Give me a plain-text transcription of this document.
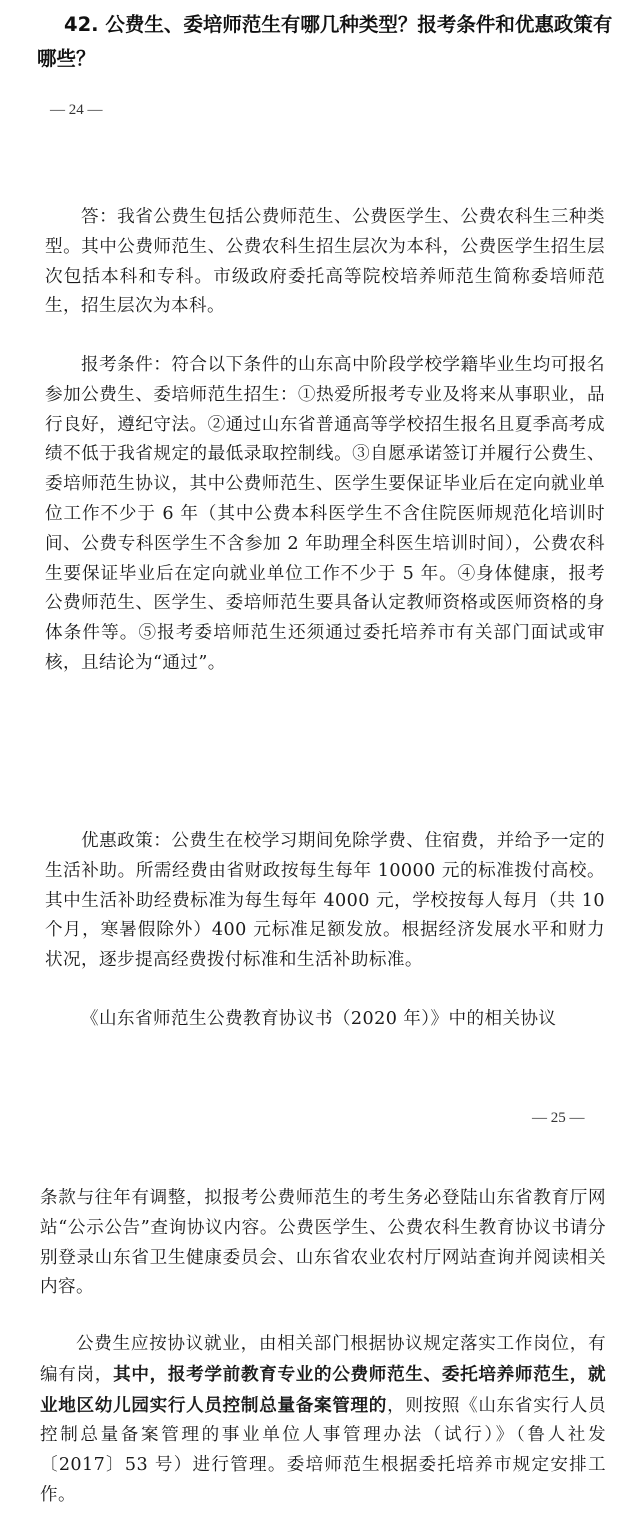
42. 公费生、委培师范生有哪几种类型？报考条件和优惠政策有哪些？
— 24 —

答：我省公费生包括公费师范生、公费医学生、公费农科生三种类型。其中公费师范生、公费农科生招生层次为本科，公费医学生招生层次包括本科和专科。市级政府委托高等院校培养师范生简称委培师范生，招生层次为本科。

报考条件：符合以下条件的山东高中阶段学校学籍毕业生均可报名参加公费生、委培师范生招生：①热爱所报考专业及将来从事职业，品行良好，遵纪守法。②通过山东省普通高等学校招生报名且夏季高考成绩不低于我省规定的最低录取控制线。③自愿承诺签订并履行公费生、委培师范生协议，其中公费师范生、医学生要保证毕业后在定向就业单位工作不少于 6 年（其中公费本科医学生不含住院医师规范化培训时间、公费专科医学生不含参加 2 年助理全科医生培训时间），公费农科生要保证毕业后在定向就业单位工作不少于 5 年。④身体健康，报考公费师范生、医学生、委培师范生要具备认定教师资格或医师资格的身体条件等。⑤报考委培师范生还须通过委托培养市有关部门面试或审核，且结论为“通过”。

优惠政策：公费生在校学习期间免除学费、住宿费，并给予一定的生活补助。所需经费由省财政按每生每年 10000 元的标准拨付高校。其中生活补助经费标准为每生每年 4000 元，学校按每人每月（共 10 个月，寒暑假除外）400 元标准足额发放。根据经济发展水平和财力状况，逐步提高经费拨付标准和生活补助标准。

《山东省师范生公费教育协议书（2020 年）》中的相关协议

— 25 —

条款与往年有调整，拟报考公费师范生的考生务必登陆山东省教育厅网站“公示公告”查询协议内容。公费医学生、公费农科生教育协议书请分别登录山东省卫生健康委员会、山东省农业农村厅网站查询并阅读相关内容。

公费生应按协议就业，由相关部门根据协议规定落实工作岗位，有编有岗，其中，报考学前教育专业的公费师范生、委托培养师范生，就业地区幼儿园实行人员控制总量备案管理的，则按照《山东省实行人员控制总量备案管理的事业单位人事管理办法（试行）》（鲁人社发〔2017〕53 号）进行管理。委培师范生根据委托培养市规定安排工作。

────────────────────

Retype all of the entries exactly as written, leaving out any images.

## Result of this exercise
Give me a plain-text transcription of this document.
42. 公费生、委培师范生有哪几种类型？报考条件和优惠政策有哪些？
— 24 —

答：我省公费生包括公费师范生、公费医学生、公费农科生三种类型。其中公费师范生、公费农科生招生层次为本科，公费医学生招生层次包括本科和专科。市级政府委托高等院校培养师范生简称委培师范生，招生层次为本科。

报考条件：符合以下条件的山东高中阶段学校学籍毕业生均可报名参加公费生、委培师范生招生：①热爱所报考专业及将来从事职业，品行良好，遵纪守法。②通过山东省普通高等学校招生报名且夏季高考成绩不低于我省规定的最低录取控制线。③自愿承诺签订并履行公费生、委培师范生协议，其中公费师范生、医学生要保证毕业后在定向就业单位工作不少于 6 年（其中公费本科医学生不含住院医师规范化培训时间、公费专科医学生不含参加 2 年助理全科医生培训时间），公费农科生要保证毕业后在定向就业单位工作不少于 5 年。④身体健康，报考公费师范生、医学生、委培师范生要具备认定教师资格或医师资格的身体条件等。⑤报考委培师范生还须通过委托培养市有关部门面试或审核，且结论为“通过”。

优惠政策：公费生在校学习期间免除学费、住宿费，并给予一定的生活补助。所需经费由省财政按每生每年 10000 元的标准拨付高校。其中生活补助经费标准为每生每年 4000 元，学校按每人每月（共 10 个月，寒暑假除外）400 元标准足额发放。根据经济发展水平和财力状况，逐步提高经费拨付标准和生活补助标准。

《山东省师范生公费教育协议书（2020 年）》中的相关协议

— 25 —

条款与往年有调整，拟报考公费师范生的考生务必登陆山东省教育厅网站“公示公告”查询协议内容。公费医学生、公费农科生教育协议书请分别登录山东省卫生健康委员会、山东省农业农村厅网站查询并阅读相关内容。

公费生应按协议就业，由相关部门根据协议规定落实工作岗位，有编有岗，其中，报考学前教育专业的公费师范生、委托培养师范生，就业地区幼儿园实行人员控制总量备案管理的，则按照《山东省实行人员控制总量备案管理的事业单位人事管理办法（试行）》（鲁人社发〔2017〕53 号）进行管理。委培师范生根据委托培养市规定安排工作。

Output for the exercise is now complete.